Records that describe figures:
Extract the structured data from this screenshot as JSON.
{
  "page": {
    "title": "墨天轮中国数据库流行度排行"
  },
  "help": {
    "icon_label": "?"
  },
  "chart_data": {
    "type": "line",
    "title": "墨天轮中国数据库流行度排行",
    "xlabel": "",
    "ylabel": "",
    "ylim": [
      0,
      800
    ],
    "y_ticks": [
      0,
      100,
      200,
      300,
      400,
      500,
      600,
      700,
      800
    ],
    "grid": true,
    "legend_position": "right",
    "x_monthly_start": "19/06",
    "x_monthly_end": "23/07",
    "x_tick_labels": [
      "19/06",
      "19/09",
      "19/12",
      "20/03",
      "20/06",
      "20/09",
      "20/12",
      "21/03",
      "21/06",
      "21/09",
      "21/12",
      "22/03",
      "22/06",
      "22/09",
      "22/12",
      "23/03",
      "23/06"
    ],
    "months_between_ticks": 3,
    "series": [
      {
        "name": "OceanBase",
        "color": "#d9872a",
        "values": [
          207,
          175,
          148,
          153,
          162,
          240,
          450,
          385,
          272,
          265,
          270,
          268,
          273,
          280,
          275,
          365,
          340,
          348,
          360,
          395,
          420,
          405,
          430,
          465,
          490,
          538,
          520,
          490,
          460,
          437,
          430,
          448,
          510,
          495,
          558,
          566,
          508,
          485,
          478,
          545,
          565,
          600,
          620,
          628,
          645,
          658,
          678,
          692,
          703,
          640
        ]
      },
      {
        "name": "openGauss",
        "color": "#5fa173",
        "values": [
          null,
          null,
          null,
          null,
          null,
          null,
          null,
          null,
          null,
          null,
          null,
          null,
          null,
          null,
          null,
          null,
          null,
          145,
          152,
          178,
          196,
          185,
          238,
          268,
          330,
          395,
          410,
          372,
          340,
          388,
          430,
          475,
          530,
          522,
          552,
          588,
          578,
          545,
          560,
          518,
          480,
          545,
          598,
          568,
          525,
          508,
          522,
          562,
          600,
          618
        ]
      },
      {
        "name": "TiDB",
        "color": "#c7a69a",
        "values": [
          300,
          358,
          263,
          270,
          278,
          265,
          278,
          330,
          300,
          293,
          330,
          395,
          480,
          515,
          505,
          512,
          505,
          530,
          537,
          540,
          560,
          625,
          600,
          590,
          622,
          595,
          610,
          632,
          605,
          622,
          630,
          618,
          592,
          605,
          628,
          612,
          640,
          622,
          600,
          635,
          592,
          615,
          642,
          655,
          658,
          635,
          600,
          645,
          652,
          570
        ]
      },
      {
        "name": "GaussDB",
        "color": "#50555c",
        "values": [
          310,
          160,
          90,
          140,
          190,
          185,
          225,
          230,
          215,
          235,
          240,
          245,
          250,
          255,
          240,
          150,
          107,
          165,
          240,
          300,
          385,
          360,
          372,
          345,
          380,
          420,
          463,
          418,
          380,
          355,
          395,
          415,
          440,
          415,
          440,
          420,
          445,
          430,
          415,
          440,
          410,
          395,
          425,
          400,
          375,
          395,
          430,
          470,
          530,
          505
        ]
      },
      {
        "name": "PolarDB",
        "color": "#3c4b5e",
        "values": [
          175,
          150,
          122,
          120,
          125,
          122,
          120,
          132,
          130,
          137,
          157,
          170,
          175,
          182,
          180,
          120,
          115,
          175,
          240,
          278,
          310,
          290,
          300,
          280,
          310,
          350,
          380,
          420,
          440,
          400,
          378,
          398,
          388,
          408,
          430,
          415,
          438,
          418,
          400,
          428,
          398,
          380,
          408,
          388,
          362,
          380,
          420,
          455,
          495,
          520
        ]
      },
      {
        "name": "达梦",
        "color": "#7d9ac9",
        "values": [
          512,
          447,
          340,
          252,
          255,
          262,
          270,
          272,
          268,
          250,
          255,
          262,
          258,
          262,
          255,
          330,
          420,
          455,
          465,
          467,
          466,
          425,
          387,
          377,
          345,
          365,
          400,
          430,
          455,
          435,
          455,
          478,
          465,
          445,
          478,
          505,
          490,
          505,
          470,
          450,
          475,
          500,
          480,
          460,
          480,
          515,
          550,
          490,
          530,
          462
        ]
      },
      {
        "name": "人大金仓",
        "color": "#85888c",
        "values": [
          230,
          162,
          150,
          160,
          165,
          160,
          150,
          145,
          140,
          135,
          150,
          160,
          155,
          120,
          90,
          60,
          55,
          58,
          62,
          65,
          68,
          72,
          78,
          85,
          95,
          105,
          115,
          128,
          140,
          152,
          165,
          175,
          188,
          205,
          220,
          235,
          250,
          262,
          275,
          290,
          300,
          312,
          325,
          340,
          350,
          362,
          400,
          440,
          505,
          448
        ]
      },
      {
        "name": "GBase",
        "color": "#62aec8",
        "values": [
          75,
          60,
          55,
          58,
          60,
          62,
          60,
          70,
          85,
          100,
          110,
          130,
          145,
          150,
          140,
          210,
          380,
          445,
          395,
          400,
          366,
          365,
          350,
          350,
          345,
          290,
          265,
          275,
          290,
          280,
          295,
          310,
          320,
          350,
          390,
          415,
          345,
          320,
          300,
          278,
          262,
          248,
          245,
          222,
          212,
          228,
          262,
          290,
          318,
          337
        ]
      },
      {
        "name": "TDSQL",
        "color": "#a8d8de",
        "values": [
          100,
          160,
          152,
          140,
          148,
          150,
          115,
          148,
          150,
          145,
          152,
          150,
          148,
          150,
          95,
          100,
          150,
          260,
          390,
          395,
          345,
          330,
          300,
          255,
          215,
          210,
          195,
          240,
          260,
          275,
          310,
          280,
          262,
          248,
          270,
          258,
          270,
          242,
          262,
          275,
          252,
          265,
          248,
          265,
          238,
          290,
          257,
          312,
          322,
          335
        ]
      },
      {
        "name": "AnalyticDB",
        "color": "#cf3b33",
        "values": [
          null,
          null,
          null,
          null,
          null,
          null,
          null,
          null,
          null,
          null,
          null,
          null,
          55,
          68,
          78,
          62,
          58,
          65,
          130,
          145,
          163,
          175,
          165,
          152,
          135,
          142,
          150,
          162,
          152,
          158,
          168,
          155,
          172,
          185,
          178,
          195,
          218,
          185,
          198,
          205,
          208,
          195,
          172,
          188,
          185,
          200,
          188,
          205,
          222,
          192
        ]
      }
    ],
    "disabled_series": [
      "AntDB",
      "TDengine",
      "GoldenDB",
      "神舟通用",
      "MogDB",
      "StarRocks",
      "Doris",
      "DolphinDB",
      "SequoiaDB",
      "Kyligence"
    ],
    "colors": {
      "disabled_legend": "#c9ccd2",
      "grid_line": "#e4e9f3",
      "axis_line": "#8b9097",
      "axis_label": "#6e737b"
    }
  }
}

## Brief
Write down all the entries again without a single difference.

## Exercise response
Extract the structured data from this screenshot as JSON.
{
  "page": {
    "title": "墨天轮中国数据库流行度排行"
  },
  "help": {
    "icon_label": "?"
  },
  "chart_data": {
    "type": "line",
    "title": "墨天轮中国数据库流行度排行",
    "xlabel": "",
    "ylabel": "",
    "ylim": [
      0,
      800
    ],
    "y_ticks": [
      0,
      100,
      200,
      300,
      400,
      500,
      600,
      700,
      800
    ],
    "grid": true,
    "legend_position": "right",
    "x_monthly_start": "19/06",
    "x_monthly_end": "23/07",
    "x_tick_labels": [
      "19/06",
      "19/09",
      "19/12",
      "20/03",
      "20/06",
      "20/09",
      "20/12",
      "21/03",
      "21/06",
      "21/09",
      "21/12",
      "22/03",
      "22/06",
      "22/09",
      "22/12",
      "23/03",
      "23/06"
    ],
    "months_between_ticks": 3,
    "series": [
      {
        "name": "OceanBase",
        "color": "#d9872a",
        "values": [
          207,
          175,
          148,
          153,
          162,
          240,
          450,
          385,
          272,
          265,
          270,
          268,
          273,
          280,
          275,
          365,
          340,
          348,
          360,
          395,
          420,
          405,
          430,
          465,
          490,
          538,
          520,
          490,
          460,
          437,
          430,
          448,
          510,
          495,
          558,
          566,
          508,
          485,
          478,
          545,
          565,
          600,
          620,
          628,
          645,
          658,
          678,
          692,
          703,
          640
        ]
      },
      {
        "name": "openGauss",
        "color": "#5fa173",
        "values": [
          null,
          null,
          null,
          null,
          null,
          null,
          null,
          null,
          null,
          null,
          null,
          null,
          null,
          null,
          null,
          null,
          null,
          145,
          152,
          178,
          196,
          185,
          238,
          268,
          330,
          395,
          410,
          372,
          340,
          388,
          430,
          475,
          530,
          522,
          552,
          588,
          578,
          545,
          560,
          518,
          480,
          545,
          598,
          568,
          525,
          508,
          522,
          562,
          600,
          618
        ]
      },
      {
        "name": "TiDB",
        "color": "#c7a69a",
        "values": [
          300,
          358,
          263,
          270,
          278,
          265,
          278,
          330,
          300,
          293,
          330,
          395,
          480,
          515,
          505,
          512,
          505,
          530,
          537,
          540,
          560,
          625,
          600,
          590,
          622,
          595,
          610,
          632,
          605,
          622,
          630,
          618,
          592,
          605,
          628,
          612,
          640,
          622,
          600,
          635,
          592,
          615,
          642,
          655,
          658,
          635,
          600,
          645,
          652,
          570
        ]
      },
      {
        "name": "GaussDB",
        "color": "#50555c",
        "values": [
          310,
          160,
          90,
          140,
          190,
          185,
          225,
          230,
          215,
          235,
          240,
          245,
          250,
          255,
          240,
          150,
          107,
          165,
          240,
          300,
          385,
          360,
          372,
          345,
          380,
          420,
          463,
          418,
          380,
          355,
          395,
          415,
          440,
          415,
          440,
          420,
          445,
          430,
          415,
          440,
          410,
          395,
          425,
          400,
          375,
          395,
          430,
          470,
          530,
          505
        ]
      },
      {
        "name": "PolarDB",
        "color": "#3c4b5e",
        "values": [
          175,
          150,
          122,
          120,
          125,
          122,
          120,
          132,
          130,
          137,
          157,
          170,
          175,
          182,
          180,
          120,
          115,
          175,
          240,
          278,
          310,
          290,
          300,
          280,
          310,
          350,
          380,
          420,
          440,
          400,
          378,
          398,
          388,
          408,
          430,
          415,
          438,
          418,
          400,
          428,
          398,
          380,
          408,
          388,
          362,
          380,
          420,
          455,
          495,
          520
        ]
      },
      {
        "name": "达梦",
        "color": "#7d9ac9",
        "values": [
          512,
          447,
          340,
          252,
          255,
          262,
          270,
          272,
          268,
          250,
          255,
          262,
          258,
          262,
          255,
          330,
          420,
          455,
          465,
          467,
          466,
          425,
          387,
          377,
          345,
          365,
          400,
          430,
          455,
          435,
          455,
          478,
          465,
          445,
          478,
          505,
          490,
          505,
          470,
          450,
          475,
          500,
          480,
          460,
          480,
          515,
          550,
          490,
          530,
          462
        ]
      },
      {
        "name": "人大金仓",
        "color": "#85888c",
        "values": [
          230,
          162,
          150,
          160,
          165,
          160,
          150,
          145,
          140,
          135,
          150,
          160,
          155,
          120,
          90,
          60,
          55,
          58,
          62,
          65,
          68,
          72,
          78,
          85,
          95,
          105,
          115,
          128,
          140,
          152,
          165,
          175,
          188,
          205,
          220,
          235,
          250,
          262,
          275,
          290,
          300,
          312,
          325,
          340,
          350,
          362,
          400,
          440,
          505,
          448
        ]
      },
      {
        "name": "GBase",
        "color": "#62aec8",
        "values": [
          75,
          60,
          55,
          58,
          60,
          62,
          60,
          70,
          85,
          100,
          110,
          130,
          145,
          150,
          140,
          210,
          380,
          445,
          395,
          400,
          366,
          365,
          350,
          350,
          345,
          290,
          265,
          275,
          290,
          280,
          295,
          310,
          320,
          350,
          390,
          415,
          345,
          320,
          300,
          278,
          262,
          248,
          245,
          222,
          212,
          228,
          262,
          290,
          318,
          337
        ]
      },
      {
        "name": "TDSQL",
        "color": "#a8d8de",
        "values": [
          100,
          160,
          152,
          140,
          148,
          150,
          115,
          148,
          150,
          145,
          152,
          150,
          148,
          150,
          95,
          100,
          150,
          260,
          390,
          395,
          345,
          330,
          300,
          255,
          215,
          210,
          195,
          240,
          260,
          275,
          310,
          280,
          262,
          248,
          270,
          258,
          270,
          242,
          262,
          275,
          252,
          265,
          248,
          265,
          238,
          290,
          257,
          312,
          322,
          335
        ]
      },
      {
        "name": "AnalyticDB",
        "color": "#cf3b33",
        "values": [
          null,
          null,
          null,
          null,
          null,
          null,
          null,
          null,
          null,
          null,
          null,
          null,
          55,
          68,
          78,
          62,
          58,
          65,
          130,
          145,
          163,
          175,
          165,
          152,
          135,
          142,
          150,
          162,
          152,
          158,
          168,
          155,
          172,
          185,
          178,
          195,
          218,
          185,
          198,
          205,
          208,
          195,
          172,
          188,
          185,
          200,
          188,
          205,
          222,
          192
        ]
      }
    ],
    "disabled_series": [
      "AntDB",
      "TDengine",
      "GoldenDB",
      "神舟通用",
      "MogDB",
      "StarRocks",
      "Doris",
      "DolphinDB",
      "SequoiaDB",
      "Kyligence"
    ],
    "colors": {
      "disabled_legend": "#c9ccd2",
      "grid_line": "#e4e9f3",
      "axis_line": "#8b9097",
      "axis_label": "#6e737b"
    }
  }
}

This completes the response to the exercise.